Goal >> Scan the listing below and copy every line holding "barra".

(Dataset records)
▼

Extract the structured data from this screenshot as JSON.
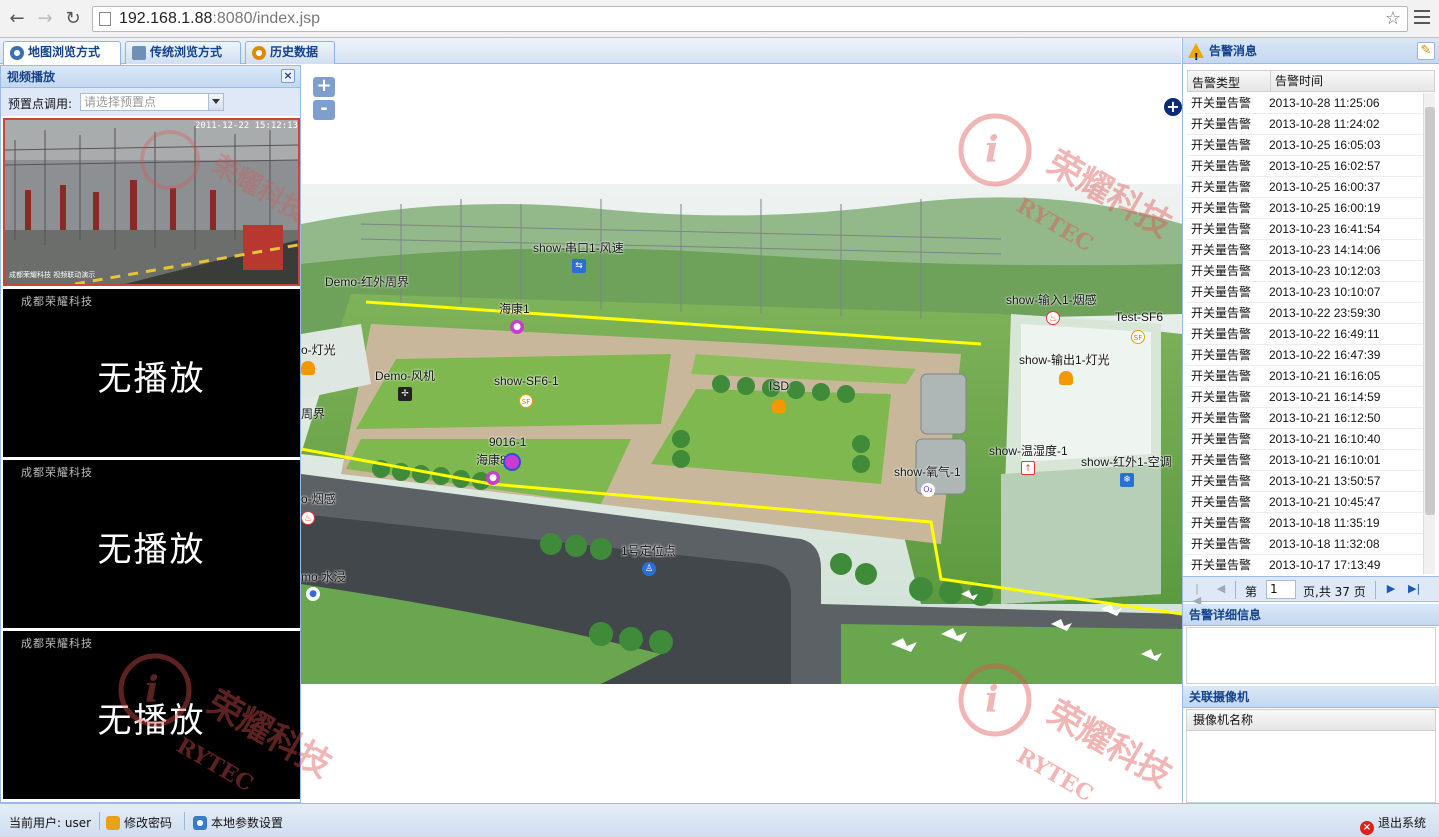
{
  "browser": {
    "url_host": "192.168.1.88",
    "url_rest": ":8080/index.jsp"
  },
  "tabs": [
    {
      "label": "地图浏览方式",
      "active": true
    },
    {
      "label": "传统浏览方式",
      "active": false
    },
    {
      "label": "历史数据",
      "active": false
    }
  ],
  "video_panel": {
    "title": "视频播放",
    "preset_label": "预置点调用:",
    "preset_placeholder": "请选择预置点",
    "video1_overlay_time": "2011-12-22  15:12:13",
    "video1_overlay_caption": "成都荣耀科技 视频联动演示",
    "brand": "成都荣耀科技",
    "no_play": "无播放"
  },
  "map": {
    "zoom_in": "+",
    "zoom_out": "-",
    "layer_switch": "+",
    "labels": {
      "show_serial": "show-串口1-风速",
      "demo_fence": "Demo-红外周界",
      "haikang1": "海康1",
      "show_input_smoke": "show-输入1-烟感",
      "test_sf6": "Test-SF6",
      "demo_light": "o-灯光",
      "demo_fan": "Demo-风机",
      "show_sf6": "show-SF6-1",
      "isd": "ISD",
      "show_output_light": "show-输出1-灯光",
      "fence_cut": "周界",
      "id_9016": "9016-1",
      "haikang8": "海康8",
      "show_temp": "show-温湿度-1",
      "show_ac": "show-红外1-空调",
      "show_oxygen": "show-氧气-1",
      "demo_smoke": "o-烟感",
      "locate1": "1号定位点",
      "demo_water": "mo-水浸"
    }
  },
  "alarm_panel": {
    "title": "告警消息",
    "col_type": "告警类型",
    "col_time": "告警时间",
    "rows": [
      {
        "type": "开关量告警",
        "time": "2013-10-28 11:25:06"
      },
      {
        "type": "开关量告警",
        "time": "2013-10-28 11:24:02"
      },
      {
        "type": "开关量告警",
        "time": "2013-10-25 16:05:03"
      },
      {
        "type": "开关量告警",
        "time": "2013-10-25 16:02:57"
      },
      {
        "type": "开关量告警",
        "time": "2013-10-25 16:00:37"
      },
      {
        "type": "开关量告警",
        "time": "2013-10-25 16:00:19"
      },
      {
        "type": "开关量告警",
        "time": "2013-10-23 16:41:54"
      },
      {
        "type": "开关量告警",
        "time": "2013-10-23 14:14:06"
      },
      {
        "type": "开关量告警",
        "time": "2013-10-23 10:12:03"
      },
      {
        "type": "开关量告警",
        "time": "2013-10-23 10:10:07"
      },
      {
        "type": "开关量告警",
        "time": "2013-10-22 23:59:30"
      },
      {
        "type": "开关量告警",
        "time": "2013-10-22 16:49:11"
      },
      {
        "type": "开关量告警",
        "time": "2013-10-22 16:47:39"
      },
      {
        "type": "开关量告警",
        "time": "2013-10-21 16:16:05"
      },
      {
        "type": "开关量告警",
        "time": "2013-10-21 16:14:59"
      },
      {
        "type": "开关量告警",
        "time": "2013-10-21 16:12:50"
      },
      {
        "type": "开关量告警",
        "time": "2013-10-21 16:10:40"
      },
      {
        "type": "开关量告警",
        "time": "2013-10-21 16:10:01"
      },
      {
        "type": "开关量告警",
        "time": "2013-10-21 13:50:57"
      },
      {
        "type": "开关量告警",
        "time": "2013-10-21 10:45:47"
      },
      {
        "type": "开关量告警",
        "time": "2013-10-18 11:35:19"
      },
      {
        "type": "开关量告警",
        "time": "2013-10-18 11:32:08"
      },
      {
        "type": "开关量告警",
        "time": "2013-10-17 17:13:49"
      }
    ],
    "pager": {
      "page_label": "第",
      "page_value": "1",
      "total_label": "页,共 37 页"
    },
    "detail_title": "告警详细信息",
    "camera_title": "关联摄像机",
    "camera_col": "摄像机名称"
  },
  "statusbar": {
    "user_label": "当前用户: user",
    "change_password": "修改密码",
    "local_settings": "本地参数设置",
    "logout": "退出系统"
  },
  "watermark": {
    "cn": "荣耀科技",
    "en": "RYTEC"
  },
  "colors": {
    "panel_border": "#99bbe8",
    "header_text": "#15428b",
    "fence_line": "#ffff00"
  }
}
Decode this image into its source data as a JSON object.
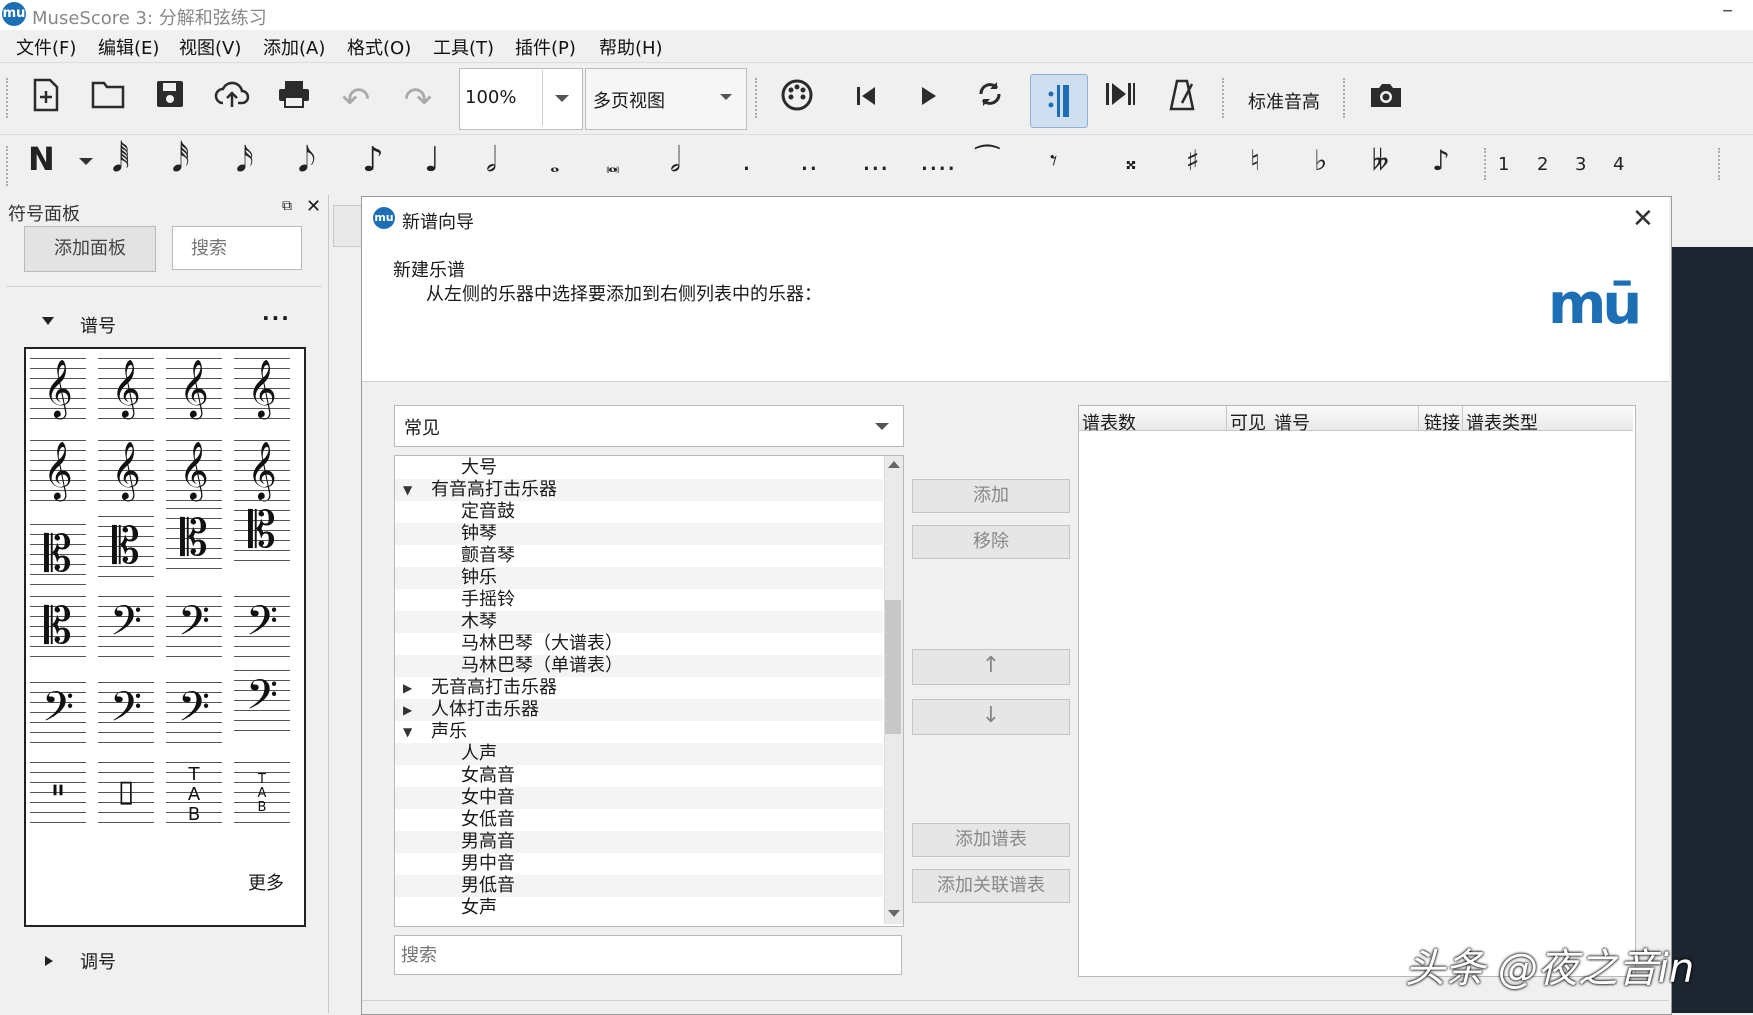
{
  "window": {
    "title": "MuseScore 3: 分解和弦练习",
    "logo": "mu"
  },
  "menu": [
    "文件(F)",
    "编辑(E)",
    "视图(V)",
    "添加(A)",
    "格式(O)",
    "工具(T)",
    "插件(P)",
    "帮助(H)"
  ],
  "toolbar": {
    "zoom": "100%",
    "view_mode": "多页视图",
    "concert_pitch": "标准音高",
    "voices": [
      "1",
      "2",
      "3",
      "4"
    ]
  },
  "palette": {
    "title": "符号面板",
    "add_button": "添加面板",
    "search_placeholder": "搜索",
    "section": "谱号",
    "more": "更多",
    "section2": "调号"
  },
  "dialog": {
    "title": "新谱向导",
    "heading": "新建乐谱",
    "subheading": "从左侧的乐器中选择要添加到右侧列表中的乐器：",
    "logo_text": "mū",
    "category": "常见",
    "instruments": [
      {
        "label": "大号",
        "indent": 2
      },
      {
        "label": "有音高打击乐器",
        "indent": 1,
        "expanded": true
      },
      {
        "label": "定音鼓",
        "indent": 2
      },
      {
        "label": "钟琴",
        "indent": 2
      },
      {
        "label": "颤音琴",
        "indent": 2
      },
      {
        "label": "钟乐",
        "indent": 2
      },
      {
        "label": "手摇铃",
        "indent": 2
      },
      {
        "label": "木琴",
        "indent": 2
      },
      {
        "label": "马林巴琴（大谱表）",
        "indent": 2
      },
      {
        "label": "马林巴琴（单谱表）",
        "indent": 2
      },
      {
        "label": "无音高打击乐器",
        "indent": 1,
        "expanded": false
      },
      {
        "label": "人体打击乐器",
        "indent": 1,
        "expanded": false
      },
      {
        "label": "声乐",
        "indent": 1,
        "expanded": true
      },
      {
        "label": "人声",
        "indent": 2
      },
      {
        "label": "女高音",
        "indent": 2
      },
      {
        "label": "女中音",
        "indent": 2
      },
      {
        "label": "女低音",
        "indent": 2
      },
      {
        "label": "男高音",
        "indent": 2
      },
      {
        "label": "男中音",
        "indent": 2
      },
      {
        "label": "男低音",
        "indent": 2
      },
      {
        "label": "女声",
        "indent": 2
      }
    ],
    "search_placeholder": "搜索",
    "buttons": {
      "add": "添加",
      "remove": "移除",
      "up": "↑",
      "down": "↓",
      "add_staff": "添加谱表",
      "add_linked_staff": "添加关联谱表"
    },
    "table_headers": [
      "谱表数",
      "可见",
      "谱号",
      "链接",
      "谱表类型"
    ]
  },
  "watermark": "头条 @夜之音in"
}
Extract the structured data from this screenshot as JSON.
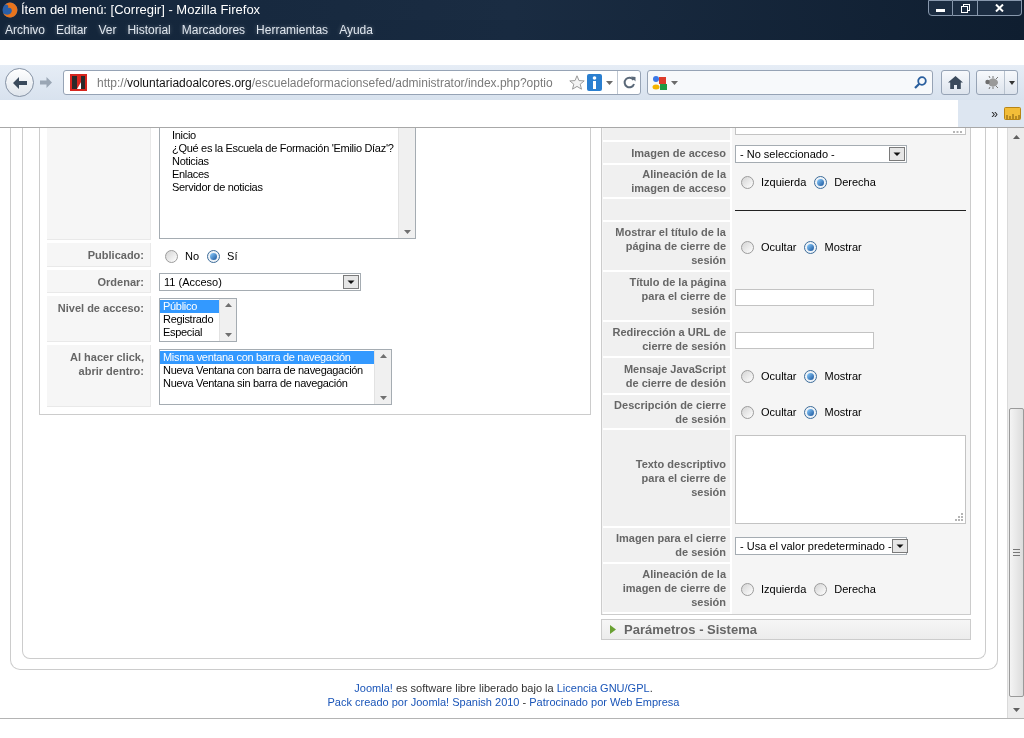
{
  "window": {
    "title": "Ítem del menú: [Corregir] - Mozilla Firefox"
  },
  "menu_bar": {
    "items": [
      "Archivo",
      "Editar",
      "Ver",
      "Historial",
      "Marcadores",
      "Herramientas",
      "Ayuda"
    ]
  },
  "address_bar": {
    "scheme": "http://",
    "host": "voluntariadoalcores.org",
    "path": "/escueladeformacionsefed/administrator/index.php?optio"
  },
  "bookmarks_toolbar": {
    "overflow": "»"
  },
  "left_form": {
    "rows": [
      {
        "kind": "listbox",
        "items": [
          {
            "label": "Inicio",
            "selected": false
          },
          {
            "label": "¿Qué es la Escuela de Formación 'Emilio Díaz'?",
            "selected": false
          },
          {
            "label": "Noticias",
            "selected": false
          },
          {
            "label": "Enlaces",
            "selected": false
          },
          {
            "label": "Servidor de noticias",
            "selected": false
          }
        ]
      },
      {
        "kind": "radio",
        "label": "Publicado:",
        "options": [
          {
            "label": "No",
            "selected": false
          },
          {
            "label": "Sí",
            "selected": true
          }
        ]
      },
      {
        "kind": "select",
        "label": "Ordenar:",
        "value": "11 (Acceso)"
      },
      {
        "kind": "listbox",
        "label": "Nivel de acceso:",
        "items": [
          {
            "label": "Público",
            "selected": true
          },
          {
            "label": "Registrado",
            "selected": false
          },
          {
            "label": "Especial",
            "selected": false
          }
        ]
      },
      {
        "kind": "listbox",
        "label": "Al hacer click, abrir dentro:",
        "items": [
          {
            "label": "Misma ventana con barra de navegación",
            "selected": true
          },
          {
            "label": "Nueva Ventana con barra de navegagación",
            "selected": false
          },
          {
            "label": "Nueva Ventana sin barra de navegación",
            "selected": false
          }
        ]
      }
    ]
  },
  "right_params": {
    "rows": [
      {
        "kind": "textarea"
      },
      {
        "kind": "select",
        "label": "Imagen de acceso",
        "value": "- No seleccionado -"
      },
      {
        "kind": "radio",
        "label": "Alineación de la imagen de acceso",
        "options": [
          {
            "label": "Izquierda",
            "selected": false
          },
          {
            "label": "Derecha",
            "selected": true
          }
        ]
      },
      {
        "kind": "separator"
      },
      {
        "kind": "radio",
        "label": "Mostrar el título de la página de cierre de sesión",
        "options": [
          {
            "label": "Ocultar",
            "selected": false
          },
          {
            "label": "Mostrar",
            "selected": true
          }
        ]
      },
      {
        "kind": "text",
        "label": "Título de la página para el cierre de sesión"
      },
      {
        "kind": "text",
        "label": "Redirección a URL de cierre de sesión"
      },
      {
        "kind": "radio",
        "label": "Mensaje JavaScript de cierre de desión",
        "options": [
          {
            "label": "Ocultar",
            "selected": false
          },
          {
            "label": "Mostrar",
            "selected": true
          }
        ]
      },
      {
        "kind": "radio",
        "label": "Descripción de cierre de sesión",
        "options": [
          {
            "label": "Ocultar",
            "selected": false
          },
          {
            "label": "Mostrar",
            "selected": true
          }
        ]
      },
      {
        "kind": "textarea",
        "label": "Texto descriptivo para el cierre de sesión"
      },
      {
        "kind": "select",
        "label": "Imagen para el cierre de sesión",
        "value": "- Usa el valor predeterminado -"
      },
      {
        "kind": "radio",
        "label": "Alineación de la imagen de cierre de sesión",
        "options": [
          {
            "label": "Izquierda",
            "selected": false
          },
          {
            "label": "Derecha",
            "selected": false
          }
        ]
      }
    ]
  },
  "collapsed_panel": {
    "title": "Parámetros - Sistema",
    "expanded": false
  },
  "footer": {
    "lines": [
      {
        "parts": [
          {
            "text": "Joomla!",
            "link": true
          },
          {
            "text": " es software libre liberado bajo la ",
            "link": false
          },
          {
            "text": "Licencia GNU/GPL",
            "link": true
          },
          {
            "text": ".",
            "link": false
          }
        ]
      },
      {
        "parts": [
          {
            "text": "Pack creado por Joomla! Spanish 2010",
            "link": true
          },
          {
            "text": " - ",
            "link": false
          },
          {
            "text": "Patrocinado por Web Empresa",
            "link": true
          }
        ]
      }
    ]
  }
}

▲

Full response >>
            "label": "Misma ventana con barra de navegación",
            "label": "Nueva Ventana con barra de navegagación",
            "label": "Nueva Ventana sin barra de navegación",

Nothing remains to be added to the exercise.